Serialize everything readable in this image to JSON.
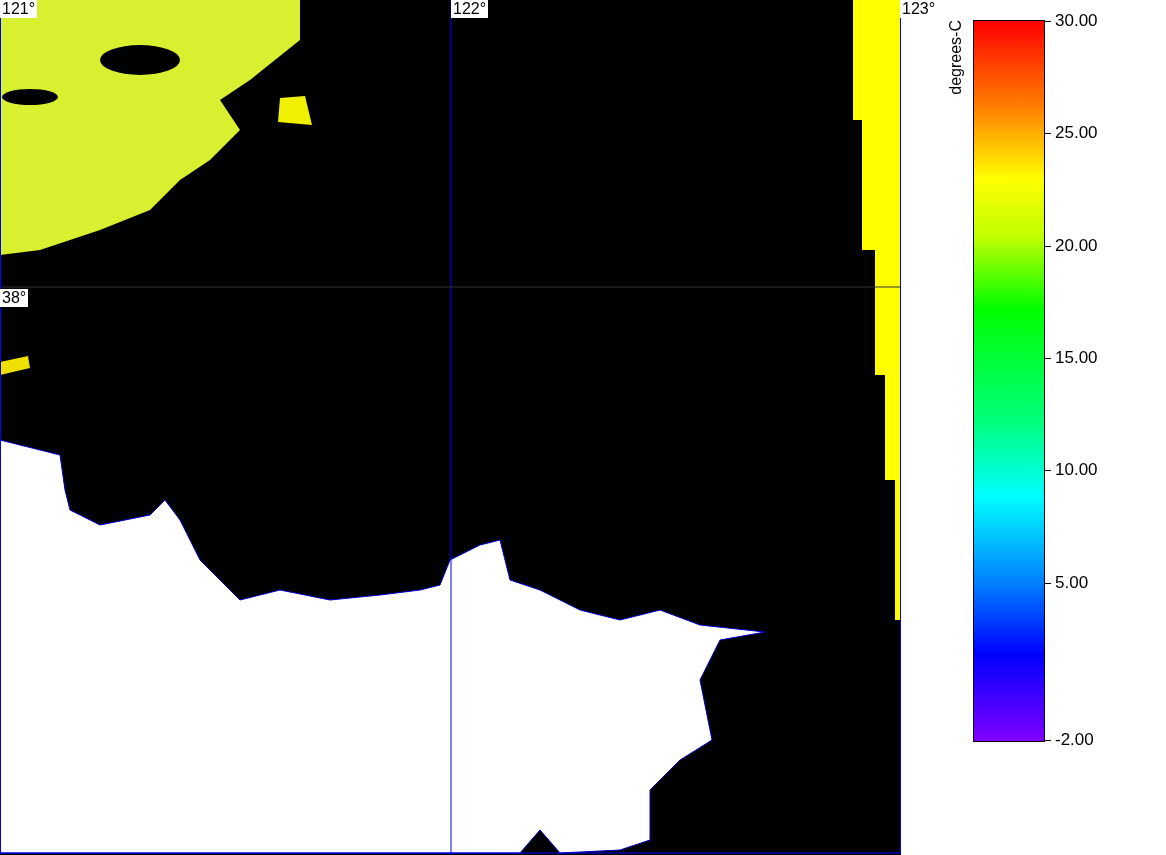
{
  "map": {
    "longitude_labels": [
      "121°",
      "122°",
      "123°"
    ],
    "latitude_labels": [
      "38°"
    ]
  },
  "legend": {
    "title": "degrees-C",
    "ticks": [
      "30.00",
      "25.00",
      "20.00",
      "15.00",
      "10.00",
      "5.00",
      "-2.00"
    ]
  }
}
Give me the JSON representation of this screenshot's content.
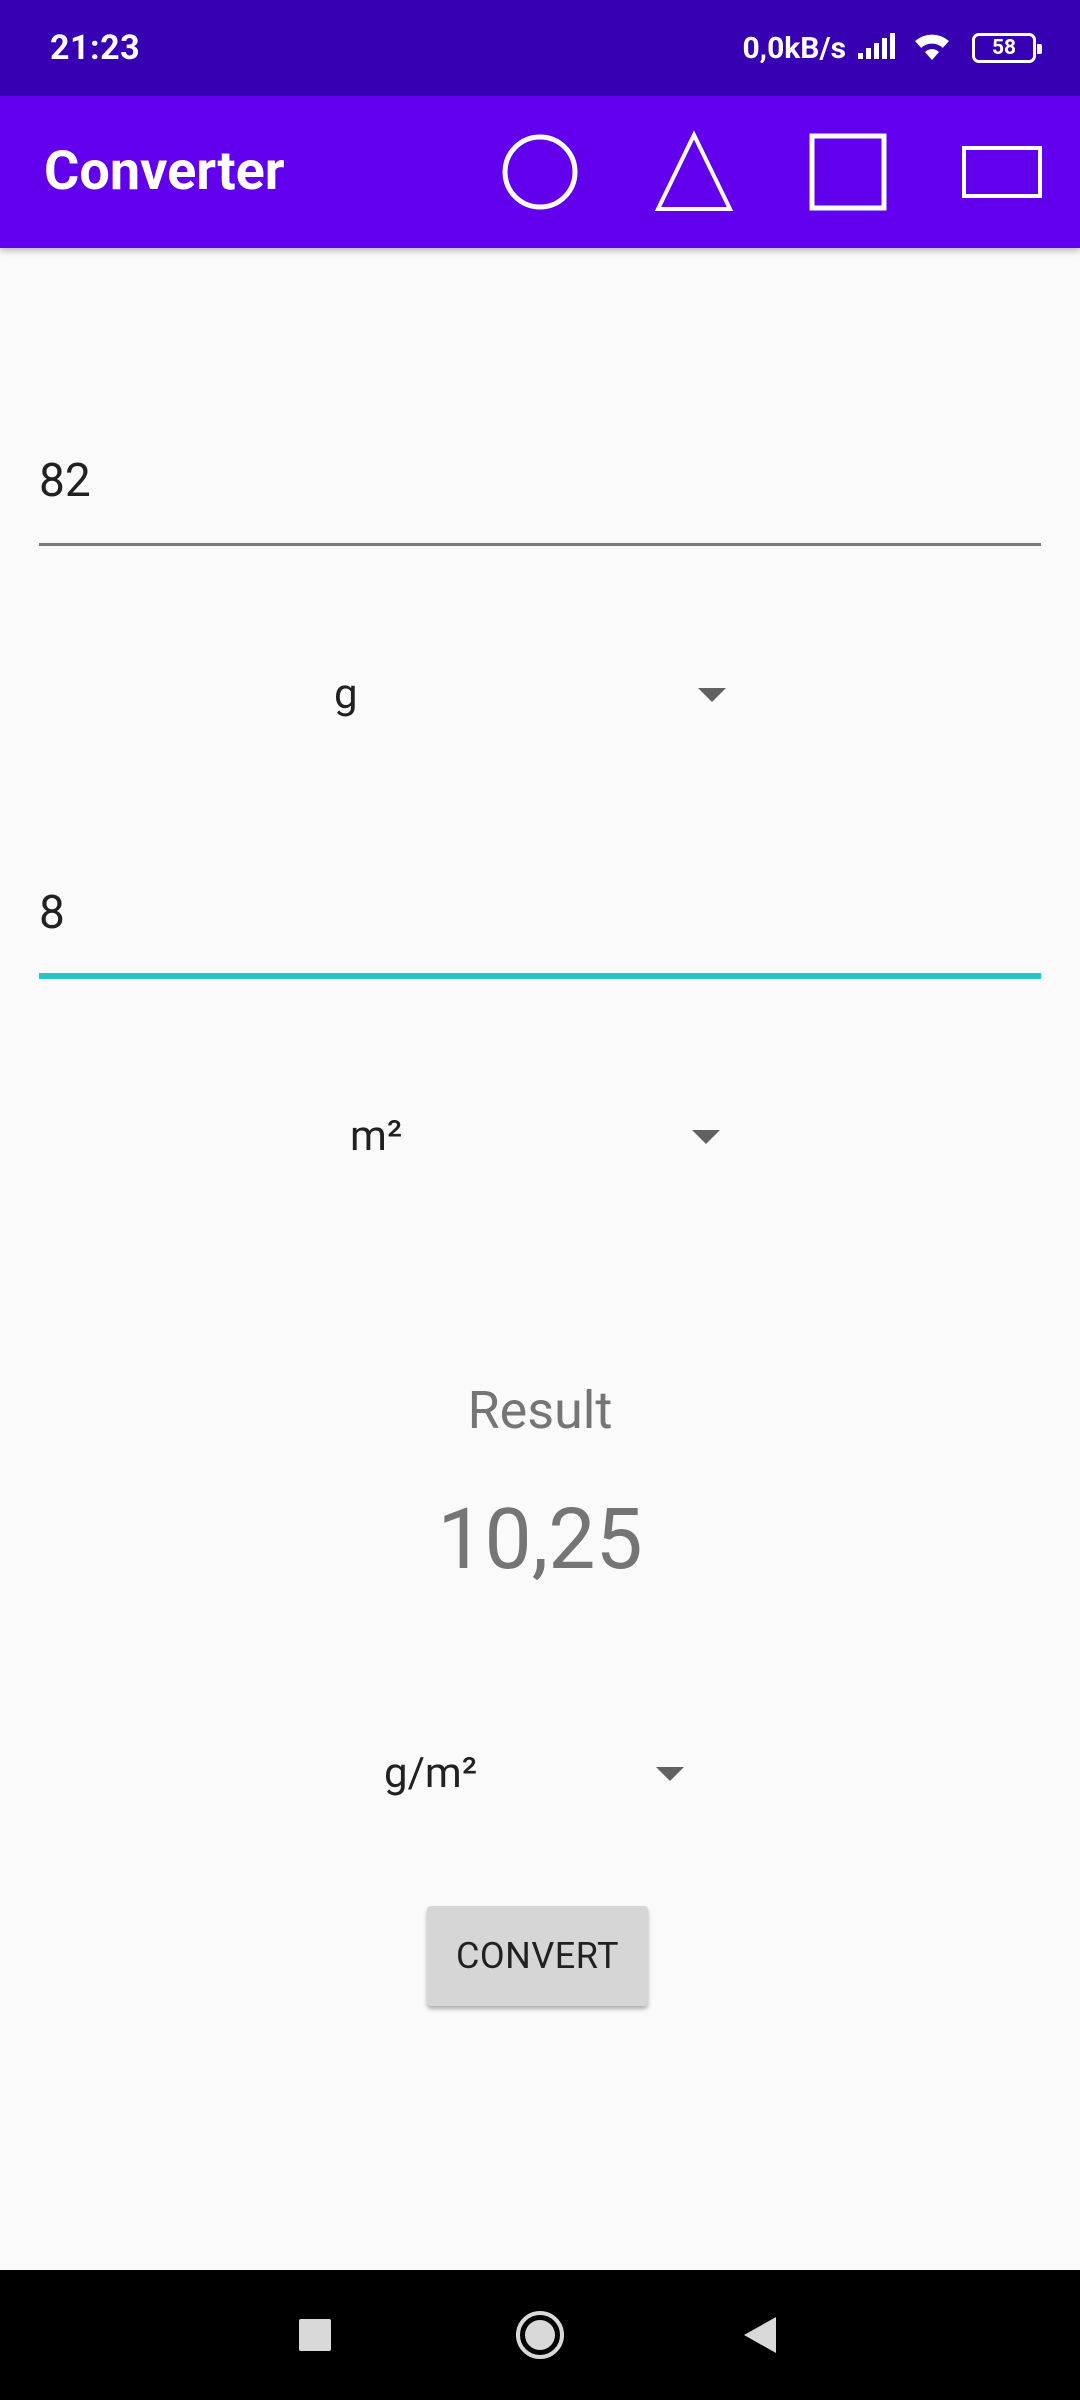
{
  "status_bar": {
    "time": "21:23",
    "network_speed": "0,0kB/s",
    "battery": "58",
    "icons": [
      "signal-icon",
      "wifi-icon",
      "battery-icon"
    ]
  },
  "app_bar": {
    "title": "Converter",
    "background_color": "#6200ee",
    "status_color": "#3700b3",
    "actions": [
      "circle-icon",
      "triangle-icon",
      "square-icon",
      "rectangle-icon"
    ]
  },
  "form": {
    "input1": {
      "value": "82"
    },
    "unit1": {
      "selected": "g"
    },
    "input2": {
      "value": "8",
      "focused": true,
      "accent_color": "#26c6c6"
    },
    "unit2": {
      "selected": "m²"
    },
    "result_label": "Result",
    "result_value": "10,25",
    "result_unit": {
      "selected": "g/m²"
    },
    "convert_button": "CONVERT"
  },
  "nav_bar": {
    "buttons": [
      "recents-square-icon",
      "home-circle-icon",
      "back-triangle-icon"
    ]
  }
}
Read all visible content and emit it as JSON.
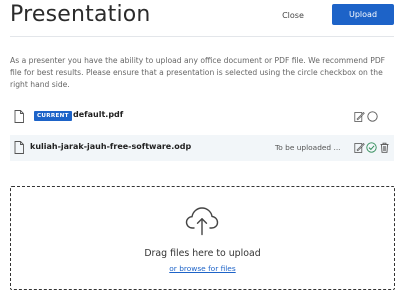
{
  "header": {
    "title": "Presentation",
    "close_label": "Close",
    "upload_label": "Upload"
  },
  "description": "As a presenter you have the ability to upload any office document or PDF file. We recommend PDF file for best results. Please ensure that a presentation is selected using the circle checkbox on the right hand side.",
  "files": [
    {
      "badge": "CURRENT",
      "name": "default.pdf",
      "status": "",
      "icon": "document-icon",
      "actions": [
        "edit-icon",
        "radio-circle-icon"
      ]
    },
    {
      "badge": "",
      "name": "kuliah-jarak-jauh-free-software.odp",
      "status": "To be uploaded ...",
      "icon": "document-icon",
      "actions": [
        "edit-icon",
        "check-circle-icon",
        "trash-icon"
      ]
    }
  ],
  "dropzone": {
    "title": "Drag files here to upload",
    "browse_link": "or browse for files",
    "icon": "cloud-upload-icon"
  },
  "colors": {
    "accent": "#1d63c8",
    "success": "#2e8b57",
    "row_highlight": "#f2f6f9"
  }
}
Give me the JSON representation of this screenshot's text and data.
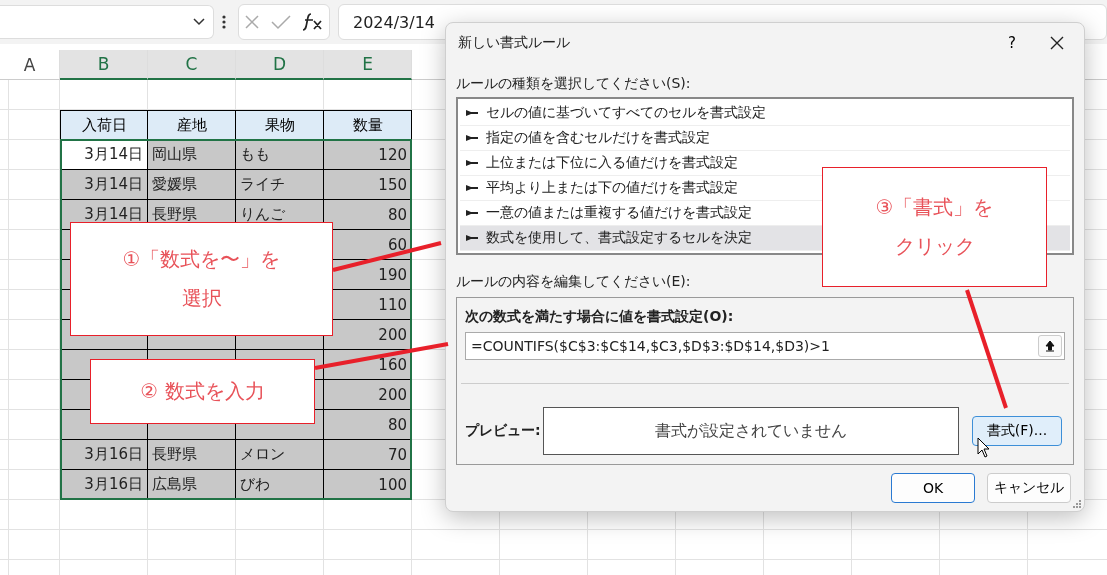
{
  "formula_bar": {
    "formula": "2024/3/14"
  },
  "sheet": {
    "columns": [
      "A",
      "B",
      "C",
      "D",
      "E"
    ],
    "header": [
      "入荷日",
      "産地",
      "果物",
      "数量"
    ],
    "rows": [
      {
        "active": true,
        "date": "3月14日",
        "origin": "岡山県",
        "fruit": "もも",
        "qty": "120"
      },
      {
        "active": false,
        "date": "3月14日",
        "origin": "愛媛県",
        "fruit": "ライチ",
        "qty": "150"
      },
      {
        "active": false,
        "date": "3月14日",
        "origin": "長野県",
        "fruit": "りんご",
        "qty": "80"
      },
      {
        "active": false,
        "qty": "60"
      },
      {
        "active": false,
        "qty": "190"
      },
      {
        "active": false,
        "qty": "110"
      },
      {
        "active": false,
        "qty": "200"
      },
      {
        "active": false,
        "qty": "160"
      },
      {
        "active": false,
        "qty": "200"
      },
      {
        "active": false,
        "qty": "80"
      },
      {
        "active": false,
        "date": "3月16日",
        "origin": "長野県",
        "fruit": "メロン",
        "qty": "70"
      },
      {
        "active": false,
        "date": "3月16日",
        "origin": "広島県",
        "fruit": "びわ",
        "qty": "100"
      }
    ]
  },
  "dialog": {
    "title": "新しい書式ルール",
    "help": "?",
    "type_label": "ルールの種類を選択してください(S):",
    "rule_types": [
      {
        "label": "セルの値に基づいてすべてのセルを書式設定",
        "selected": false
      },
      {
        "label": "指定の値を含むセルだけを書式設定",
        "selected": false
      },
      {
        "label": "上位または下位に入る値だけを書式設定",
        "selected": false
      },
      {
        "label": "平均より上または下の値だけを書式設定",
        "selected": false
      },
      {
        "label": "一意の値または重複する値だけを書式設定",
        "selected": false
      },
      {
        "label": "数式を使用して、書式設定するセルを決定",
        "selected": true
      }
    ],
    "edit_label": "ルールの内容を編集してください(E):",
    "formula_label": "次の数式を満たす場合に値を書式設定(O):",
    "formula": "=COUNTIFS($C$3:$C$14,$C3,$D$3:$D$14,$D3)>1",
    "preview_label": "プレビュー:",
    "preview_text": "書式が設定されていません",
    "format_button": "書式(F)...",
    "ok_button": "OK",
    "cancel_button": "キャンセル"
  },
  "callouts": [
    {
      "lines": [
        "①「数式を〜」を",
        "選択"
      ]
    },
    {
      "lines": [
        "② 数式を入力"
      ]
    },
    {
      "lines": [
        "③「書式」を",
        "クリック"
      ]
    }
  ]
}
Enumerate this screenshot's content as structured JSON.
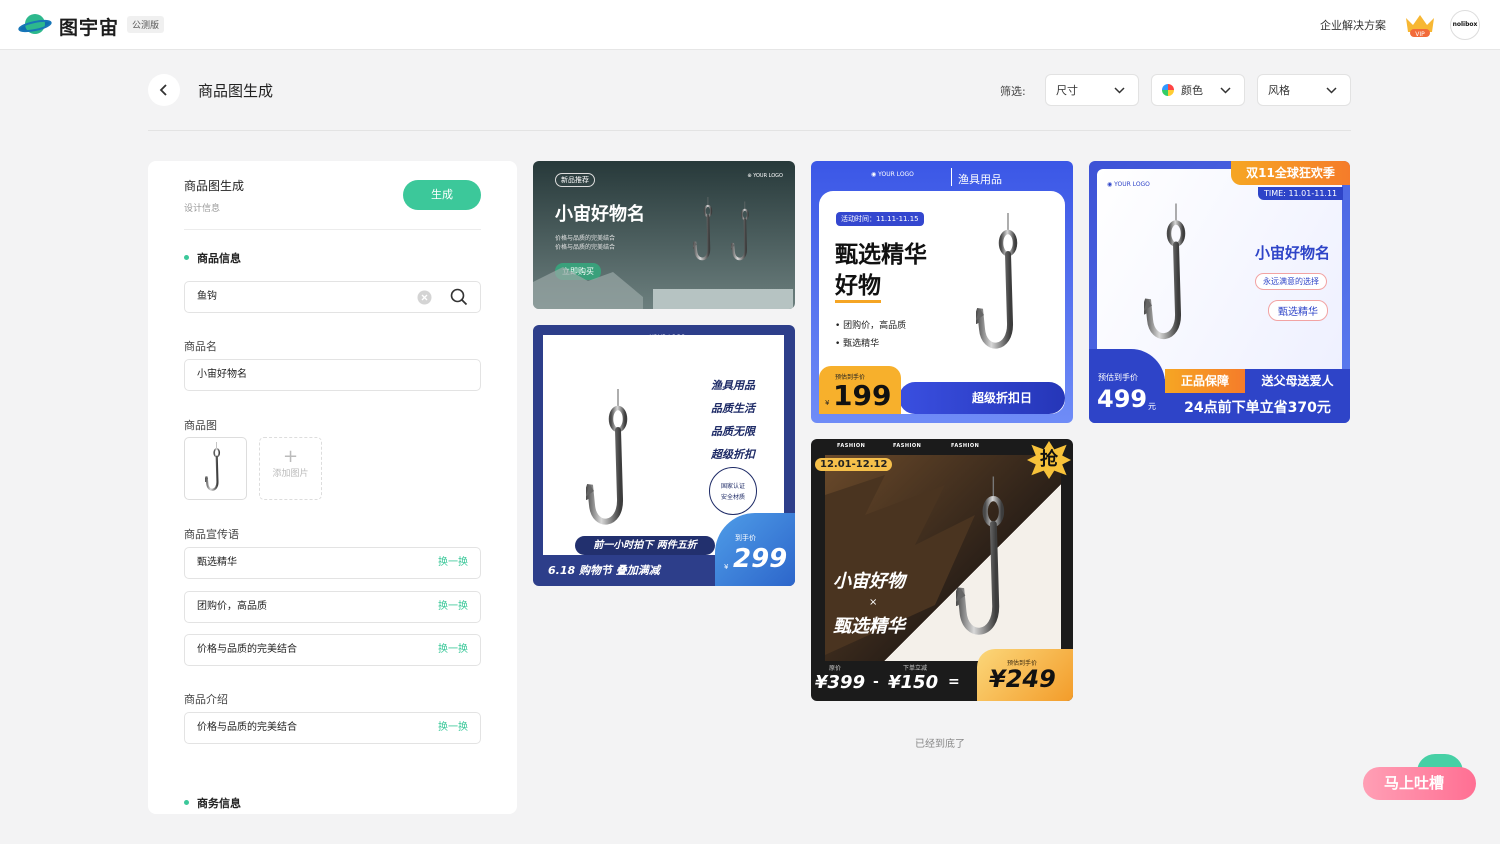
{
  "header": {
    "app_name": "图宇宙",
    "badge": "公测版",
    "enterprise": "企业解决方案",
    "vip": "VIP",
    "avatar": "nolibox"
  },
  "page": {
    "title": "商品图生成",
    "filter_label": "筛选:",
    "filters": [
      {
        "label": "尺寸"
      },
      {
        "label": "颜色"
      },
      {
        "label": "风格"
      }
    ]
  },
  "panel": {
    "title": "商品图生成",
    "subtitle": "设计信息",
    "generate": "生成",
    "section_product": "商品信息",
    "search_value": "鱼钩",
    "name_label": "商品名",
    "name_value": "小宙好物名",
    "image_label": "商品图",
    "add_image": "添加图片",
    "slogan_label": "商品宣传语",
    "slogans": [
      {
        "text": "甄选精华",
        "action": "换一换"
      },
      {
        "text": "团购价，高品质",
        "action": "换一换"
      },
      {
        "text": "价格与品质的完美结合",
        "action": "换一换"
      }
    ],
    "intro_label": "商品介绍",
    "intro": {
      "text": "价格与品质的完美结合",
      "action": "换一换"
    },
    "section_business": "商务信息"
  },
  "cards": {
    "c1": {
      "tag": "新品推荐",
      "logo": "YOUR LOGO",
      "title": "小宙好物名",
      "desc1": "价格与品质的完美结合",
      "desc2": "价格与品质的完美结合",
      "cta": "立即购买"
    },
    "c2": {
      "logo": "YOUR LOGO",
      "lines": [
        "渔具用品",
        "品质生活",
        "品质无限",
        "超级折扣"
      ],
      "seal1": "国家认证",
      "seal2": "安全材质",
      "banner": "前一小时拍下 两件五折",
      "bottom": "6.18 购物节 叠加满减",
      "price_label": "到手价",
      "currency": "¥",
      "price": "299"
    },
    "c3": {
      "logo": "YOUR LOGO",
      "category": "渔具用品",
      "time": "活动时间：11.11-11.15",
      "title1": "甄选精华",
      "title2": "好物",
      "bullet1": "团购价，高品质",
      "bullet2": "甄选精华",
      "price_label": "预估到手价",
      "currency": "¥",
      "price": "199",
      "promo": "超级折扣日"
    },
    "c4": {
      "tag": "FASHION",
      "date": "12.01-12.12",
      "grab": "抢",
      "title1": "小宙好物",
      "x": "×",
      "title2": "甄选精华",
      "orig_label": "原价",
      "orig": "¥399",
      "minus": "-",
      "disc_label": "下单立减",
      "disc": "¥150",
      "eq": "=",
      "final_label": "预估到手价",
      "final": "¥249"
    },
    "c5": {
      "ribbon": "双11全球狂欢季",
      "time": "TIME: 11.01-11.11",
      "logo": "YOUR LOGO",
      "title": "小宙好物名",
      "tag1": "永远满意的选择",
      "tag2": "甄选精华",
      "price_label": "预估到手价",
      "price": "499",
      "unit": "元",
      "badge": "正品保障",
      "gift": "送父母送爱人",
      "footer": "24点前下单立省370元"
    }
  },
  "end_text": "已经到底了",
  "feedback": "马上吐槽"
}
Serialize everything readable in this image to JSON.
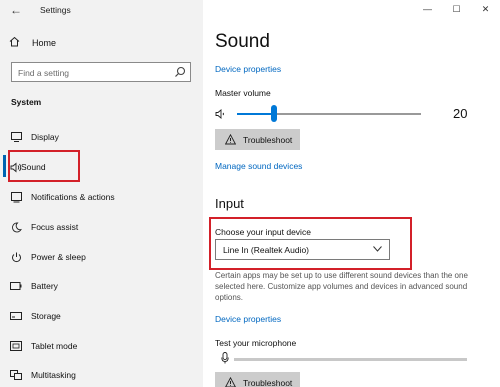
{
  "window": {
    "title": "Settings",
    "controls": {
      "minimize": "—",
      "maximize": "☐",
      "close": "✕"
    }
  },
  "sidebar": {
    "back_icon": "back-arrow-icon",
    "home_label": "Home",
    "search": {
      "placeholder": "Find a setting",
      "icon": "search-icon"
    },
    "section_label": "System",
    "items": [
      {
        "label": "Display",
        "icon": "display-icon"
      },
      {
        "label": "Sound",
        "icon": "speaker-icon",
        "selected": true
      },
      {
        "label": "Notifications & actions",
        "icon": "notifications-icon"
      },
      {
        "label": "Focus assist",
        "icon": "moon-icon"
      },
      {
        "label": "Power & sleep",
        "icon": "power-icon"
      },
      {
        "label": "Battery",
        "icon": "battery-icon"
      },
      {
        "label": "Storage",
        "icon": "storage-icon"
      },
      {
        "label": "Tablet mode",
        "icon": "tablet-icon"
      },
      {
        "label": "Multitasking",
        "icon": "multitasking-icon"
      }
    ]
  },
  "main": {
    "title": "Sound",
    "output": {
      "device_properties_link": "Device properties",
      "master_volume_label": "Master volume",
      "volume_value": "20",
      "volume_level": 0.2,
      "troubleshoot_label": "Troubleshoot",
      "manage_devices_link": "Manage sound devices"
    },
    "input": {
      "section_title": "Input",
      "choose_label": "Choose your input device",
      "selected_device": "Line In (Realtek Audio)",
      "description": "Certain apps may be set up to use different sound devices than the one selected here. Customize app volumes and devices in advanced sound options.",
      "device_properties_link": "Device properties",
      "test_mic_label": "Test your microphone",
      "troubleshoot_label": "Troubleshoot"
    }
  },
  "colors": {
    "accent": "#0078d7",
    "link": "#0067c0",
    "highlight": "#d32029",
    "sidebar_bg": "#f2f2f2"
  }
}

• • • • •

CHALLENGE => Select every line where the word "representation" occurs.

REPLY TO THE TASK =>
Give me the JSON representation of this screenshot's content.
Give me the JSON representation of this screenshot's text and data.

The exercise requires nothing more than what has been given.